# Exercise brief
Each line that holds the word "width" counts once; give the total number of such lines and nothing else.

# Data
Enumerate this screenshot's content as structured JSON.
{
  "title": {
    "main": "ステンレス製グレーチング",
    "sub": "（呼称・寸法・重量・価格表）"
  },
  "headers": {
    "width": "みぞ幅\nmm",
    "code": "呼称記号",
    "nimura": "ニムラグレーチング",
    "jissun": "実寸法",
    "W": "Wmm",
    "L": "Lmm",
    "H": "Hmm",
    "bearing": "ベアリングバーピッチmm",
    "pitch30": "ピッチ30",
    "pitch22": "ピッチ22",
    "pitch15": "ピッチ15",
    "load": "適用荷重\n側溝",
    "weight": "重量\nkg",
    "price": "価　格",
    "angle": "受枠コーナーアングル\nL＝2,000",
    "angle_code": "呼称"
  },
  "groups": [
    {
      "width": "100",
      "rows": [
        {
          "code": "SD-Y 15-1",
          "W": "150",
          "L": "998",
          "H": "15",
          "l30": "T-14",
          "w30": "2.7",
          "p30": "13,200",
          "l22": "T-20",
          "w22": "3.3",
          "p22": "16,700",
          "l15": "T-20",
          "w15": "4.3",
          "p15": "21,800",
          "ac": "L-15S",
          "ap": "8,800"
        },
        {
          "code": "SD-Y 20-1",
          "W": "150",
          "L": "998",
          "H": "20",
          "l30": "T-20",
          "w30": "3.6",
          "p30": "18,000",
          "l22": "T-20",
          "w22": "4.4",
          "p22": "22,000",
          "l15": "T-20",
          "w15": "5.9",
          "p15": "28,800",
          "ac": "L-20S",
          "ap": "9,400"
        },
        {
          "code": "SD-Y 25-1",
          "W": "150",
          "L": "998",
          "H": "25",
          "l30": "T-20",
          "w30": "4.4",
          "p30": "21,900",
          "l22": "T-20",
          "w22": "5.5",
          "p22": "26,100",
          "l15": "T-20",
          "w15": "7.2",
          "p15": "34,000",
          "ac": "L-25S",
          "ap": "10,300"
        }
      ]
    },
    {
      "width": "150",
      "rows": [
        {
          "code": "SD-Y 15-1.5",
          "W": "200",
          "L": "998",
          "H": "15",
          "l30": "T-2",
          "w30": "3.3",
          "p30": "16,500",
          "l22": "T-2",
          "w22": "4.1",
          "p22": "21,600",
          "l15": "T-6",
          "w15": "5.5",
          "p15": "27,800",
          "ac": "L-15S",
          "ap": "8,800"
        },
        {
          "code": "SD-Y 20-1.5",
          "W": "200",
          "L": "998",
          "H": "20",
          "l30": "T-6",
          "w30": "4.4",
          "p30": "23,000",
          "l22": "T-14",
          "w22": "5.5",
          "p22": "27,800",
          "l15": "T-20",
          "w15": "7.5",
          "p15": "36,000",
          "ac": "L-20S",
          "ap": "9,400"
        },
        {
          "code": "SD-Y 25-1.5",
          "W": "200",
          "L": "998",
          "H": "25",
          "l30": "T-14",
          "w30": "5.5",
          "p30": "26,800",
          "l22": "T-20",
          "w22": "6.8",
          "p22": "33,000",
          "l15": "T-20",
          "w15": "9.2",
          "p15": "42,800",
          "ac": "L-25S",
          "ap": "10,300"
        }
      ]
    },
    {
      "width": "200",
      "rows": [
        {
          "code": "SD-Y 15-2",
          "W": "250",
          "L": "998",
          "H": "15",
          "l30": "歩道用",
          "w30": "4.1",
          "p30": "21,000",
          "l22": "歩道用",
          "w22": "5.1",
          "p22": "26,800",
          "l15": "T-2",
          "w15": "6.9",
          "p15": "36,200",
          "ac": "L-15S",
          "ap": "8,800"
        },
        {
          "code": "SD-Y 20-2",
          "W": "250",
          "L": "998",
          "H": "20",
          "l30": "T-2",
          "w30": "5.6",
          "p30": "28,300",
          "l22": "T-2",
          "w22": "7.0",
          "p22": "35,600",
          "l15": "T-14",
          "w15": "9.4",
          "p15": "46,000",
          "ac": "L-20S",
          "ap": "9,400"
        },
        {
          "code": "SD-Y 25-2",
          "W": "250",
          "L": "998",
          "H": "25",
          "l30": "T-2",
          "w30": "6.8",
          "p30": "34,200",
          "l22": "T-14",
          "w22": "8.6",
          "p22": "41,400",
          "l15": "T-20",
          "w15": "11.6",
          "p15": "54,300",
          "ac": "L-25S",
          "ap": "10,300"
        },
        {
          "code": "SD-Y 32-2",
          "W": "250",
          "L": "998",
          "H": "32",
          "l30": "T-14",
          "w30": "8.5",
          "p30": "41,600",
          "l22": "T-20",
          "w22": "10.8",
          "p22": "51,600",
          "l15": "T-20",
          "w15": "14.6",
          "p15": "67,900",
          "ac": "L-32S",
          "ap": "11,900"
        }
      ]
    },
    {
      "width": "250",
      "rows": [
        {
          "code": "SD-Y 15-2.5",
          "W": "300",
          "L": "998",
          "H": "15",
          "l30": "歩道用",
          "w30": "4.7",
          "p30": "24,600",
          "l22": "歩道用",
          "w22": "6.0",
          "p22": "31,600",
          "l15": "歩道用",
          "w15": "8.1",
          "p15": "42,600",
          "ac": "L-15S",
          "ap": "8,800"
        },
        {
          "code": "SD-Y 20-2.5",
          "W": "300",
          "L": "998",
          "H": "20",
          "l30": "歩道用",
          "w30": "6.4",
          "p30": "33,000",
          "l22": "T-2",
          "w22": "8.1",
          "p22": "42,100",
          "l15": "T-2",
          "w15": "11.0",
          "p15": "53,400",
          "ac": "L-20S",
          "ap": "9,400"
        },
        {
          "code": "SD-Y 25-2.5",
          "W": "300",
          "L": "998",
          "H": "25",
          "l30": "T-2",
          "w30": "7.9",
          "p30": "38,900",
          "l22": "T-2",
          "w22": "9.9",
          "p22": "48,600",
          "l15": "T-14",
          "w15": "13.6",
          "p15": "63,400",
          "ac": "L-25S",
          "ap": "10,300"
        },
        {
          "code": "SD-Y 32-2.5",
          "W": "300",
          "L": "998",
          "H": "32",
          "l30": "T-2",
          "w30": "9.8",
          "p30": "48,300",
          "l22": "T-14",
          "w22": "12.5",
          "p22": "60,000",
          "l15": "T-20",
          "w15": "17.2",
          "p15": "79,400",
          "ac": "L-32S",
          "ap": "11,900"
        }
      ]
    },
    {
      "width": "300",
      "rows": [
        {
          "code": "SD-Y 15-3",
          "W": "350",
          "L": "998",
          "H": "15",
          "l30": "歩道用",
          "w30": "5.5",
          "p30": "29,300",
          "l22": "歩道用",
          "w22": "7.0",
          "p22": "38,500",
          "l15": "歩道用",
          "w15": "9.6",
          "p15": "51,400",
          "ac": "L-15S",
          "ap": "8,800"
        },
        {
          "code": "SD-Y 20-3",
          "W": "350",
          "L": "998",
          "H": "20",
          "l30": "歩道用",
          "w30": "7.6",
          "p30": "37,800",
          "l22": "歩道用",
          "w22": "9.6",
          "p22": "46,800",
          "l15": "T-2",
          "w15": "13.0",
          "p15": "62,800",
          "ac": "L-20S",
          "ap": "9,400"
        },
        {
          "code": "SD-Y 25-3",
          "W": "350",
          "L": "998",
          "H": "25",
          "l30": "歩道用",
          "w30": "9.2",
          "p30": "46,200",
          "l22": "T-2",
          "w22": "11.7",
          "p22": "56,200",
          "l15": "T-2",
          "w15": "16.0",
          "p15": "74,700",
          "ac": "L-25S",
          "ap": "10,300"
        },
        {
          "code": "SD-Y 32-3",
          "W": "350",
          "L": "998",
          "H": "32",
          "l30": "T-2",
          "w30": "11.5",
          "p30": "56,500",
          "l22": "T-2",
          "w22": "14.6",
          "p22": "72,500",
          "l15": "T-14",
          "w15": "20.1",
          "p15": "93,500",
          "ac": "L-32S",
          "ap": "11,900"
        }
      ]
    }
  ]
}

# Task answer
6